▶ ITEMS
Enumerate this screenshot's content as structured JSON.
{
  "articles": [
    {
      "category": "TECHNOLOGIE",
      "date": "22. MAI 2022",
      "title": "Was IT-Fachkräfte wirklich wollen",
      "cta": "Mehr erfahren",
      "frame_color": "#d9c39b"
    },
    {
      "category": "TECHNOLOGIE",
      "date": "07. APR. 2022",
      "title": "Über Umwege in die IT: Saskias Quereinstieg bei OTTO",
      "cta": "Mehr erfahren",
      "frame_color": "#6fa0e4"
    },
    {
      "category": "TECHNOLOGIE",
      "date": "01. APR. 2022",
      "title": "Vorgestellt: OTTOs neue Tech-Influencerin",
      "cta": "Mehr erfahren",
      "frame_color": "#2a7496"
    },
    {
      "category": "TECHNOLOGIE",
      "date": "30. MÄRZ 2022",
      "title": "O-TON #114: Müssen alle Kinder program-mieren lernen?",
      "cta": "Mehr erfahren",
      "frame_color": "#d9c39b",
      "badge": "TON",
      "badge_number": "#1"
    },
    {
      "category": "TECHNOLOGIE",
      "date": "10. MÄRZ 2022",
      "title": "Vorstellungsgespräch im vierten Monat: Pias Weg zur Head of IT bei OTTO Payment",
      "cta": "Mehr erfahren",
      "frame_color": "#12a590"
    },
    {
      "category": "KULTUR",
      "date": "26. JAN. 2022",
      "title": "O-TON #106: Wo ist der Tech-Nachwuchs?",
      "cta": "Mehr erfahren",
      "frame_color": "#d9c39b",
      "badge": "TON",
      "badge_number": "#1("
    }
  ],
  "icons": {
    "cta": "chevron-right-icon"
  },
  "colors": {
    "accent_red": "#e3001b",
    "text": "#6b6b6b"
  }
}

▶ REQUEST
Transcribe every entry word for word.

▶ REPLY
Enumerate this screenshot's content as structured JSON.
{
  "articles": [
    {
      "category": "TECHNOLOGIE",
      "date": "22. MAI 2022",
      "title": "Was IT-Fachkräfte wirklich wollen",
      "cta": "Mehr erfahren",
      "frame_color": "#d9c39b"
    },
    {
      "category": "TECHNOLOGIE",
      "date": "07. APR. 2022",
      "title": "Über Umwege in die IT: Saskias Quereinstieg bei OTTO",
      "cta": "Mehr erfahren",
      "frame_color": "#6fa0e4"
    },
    {
      "category": "TECHNOLOGIE",
      "date": "01. APR. 2022",
      "title": "Vorgestellt: OTTOs neue Tech-Influencerin",
      "cta": "Mehr erfahren",
      "frame_color": "#2a7496"
    },
    {
      "category": "TECHNOLOGIE",
      "date": "30. MÄRZ 2022",
      "title": "O-TON #114: Müssen alle Kinder program-mieren lernen?",
      "cta": "Mehr erfahren",
      "frame_color": "#d9c39b",
      "badge": "TON",
      "badge_number": "#1"
    },
    {
      "category": "TECHNOLOGIE",
      "date": "10. MÄRZ 2022",
      "title": "Vorstellungsgespräch im vierten Monat: Pias Weg zur Head of IT bei OTTO Payment",
      "cta": "Mehr erfahren",
      "frame_color": "#12a590"
    },
    {
      "category": "KULTUR",
      "date": "26. JAN. 2022",
      "title": "O-TON #106: Wo ist der Tech-Nachwuchs?",
      "cta": "Mehr erfahren",
      "frame_color": "#d9c39b",
      "badge": "TON",
      "badge_number": "#1("
    }
  ],
  "icons": {
    "cta": "chevron-right-icon"
  },
  "colors": {
    "accent_red": "#e3001b",
    "text": "#6b6b6b"
  }
}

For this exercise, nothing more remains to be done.